start Provided data
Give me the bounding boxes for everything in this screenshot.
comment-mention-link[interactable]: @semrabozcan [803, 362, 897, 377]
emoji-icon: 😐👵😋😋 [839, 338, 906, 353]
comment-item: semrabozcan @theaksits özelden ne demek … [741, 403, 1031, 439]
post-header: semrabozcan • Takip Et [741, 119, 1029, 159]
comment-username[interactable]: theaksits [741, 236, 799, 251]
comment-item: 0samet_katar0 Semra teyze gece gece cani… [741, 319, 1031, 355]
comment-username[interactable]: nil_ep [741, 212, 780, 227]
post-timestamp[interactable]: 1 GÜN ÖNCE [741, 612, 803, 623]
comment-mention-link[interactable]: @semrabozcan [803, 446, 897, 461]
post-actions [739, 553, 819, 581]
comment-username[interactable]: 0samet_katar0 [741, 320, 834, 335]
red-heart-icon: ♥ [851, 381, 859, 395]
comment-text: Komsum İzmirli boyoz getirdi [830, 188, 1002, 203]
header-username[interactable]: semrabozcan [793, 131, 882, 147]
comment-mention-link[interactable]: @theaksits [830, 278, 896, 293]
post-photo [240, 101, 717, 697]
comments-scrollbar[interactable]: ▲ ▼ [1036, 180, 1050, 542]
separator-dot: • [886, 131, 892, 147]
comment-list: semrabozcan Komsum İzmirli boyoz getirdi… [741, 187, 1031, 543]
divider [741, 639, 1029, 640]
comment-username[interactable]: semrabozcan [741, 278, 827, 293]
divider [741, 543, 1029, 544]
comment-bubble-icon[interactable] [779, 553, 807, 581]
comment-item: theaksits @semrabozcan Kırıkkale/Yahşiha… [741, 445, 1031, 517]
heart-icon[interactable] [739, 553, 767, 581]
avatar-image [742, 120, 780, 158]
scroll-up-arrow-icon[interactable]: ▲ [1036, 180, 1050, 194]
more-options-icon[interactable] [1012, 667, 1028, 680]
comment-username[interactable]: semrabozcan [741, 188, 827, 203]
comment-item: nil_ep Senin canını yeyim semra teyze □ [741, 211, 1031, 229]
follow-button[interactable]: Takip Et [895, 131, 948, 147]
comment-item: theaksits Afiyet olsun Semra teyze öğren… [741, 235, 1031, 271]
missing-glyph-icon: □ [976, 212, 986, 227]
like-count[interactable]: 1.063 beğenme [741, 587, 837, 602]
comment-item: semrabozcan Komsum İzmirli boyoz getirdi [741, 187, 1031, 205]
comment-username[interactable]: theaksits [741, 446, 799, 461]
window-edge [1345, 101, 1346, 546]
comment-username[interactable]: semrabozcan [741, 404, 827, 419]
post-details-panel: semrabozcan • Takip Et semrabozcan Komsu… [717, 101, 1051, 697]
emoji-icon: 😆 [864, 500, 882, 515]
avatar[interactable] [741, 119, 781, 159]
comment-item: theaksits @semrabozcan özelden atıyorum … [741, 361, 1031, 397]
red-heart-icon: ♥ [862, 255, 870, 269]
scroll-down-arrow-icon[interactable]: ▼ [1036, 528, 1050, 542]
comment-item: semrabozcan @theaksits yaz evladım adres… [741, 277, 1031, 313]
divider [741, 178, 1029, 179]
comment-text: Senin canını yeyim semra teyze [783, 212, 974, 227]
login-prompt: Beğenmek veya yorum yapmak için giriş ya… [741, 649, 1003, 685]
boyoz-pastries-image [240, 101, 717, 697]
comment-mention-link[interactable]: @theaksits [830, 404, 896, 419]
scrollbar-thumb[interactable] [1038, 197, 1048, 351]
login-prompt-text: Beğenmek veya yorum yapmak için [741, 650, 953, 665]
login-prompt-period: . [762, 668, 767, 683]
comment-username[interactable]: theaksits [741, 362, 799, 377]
end Provided data
* The task:
Reproduce the lines of every entry above without any changes.

* Full answer:
Give me the bounding boxes for everything in this screenshot.
comment-mention-link[interactable]: @semrabozcan [803, 362, 897, 377]
emoji-icon: 😐👵😋😋 [839, 338, 906, 353]
comment-item: semrabozcan @theaksits özelden ne demek … [741, 403, 1031, 439]
post-header: semrabozcan • Takip Et [741, 119, 1029, 159]
comment-username[interactable]: theaksits [741, 236, 799, 251]
comment-item: 0samet_katar0 Semra teyze gece gece cani… [741, 319, 1031, 355]
comment-username[interactable]: nil_ep [741, 212, 780, 227]
post-timestamp[interactable]: 1 GÜN ÖNCE [741, 612, 803, 623]
comment-mention-link[interactable]: @semrabozcan [803, 446, 897, 461]
post-actions [739, 553, 819, 581]
comment-username[interactable]: 0samet_katar0 [741, 320, 834, 335]
red-heart-icon: ♥ [851, 381, 859, 395]
comment-text: Komsum İzmirli boyoz getirdi [830, 188, 1002, 203]
header-username[interactable]: semrabozcan [793, 131, 882, 147]
comment-mention-link[interactable]: @theaksits [830, 278, 896, 293]
post-photo [240, 101, 717, 697]
comments-scrollbar[interactable]: ▲ ▼ [1036, 180, 1050, 542]
separator-dot: • [886, 131, 892, 147]
comment-list: semrabozcan Komsum İzmirli boyoz getirdi… [741, 187, 1031, 543]
divider [741, 639, 1029, 640]
comment-username[interactable]: semrabozcan [741, 278, 827, 293]
divider [741, 543, 1029, 544]
comment-bubble-icon[interactable] [779, 553, 807, 581]
comment-item: theaksits @semrabozcan Kırıkkale/Yahşiha… [741, 445, 1031, 517]
heart-icon[interactable] [739, 553, 767, 581]
avatar-image [742, 120, 780, 158]
scroll-up-arrow-icon[interactable]: ▲ [1036, 180, 1050, 194]
more-options-icon[interactable] [1012, 667, 1028, 680]
comment-username[interactable]: semrabozcan [741, 188, 827, 203]
comment-item: nil_ep Senin canını yeyim semra teyze □ [741, 211, 1031, 229]
follow-button[interactable]: Takip Et [895, 131, 948, 147]
comment-item: theaksits Afiyet olsun Semra teyze öğren… [741, 235, 1031, 271]
missing-glyph-icon: □ [976, 212, 986, 227]
like-count[interactable]: 1.063 beğenme [741, 587, 837, 602]
comment-item: semrabozcan Komsum İzmirli boyoz getirdi [741, 187, 1031, 205]
comment-username[interactable]: theaksits [741, 446, 799, 461]
window-edge [1345, 101, 1346, 546]
comment-username[interactable]: semrabozcan [741, 404, 827, 419]
post-details-panel: semrabozcan • Takip Et semrabozcan Komsu… [717, 101, 1051, 697]
emoji-icon: 😆 [864, 500, 882, 515]
avatar[interactable] [741, 119, 781, 159]
comment-item: theaksits @semrabozcan özelden atıyorum … [741, 361, 1031, 397]
red-heart-icon: ♥ [862, 255, 870, 269]
scroll-down-arrow-icon[interactable]: ▼ [1036, 528, 1050, 542]
comment-item: semrabozcan @theaksits yaz evladım adres… [741, 277, 1031, 313]
divider [741, 178, 1029, 179]
comment-text: Senin canını yeyim semra teyze [783, 212, 974, 227]
login-prompt: Beğenmek veya yorum yapmak için giriş ya… [741, 649, 1003, 685]
boyoz-pastries-image [240, 101, 717, 697]
comment-mention-link[interactable]: @theaksits [830, 404, 896, 419]
scrollbar-thumb[interactable] [1038, 197, 1048, 351]
login-prompt-text: Beğenmek veya yorum yapmak için [741, 650, 953, 665]
login-prompt-period: . [762, 668, 767, 683]
comment-username[interactable]: theaksits [741, 362, 799, 377]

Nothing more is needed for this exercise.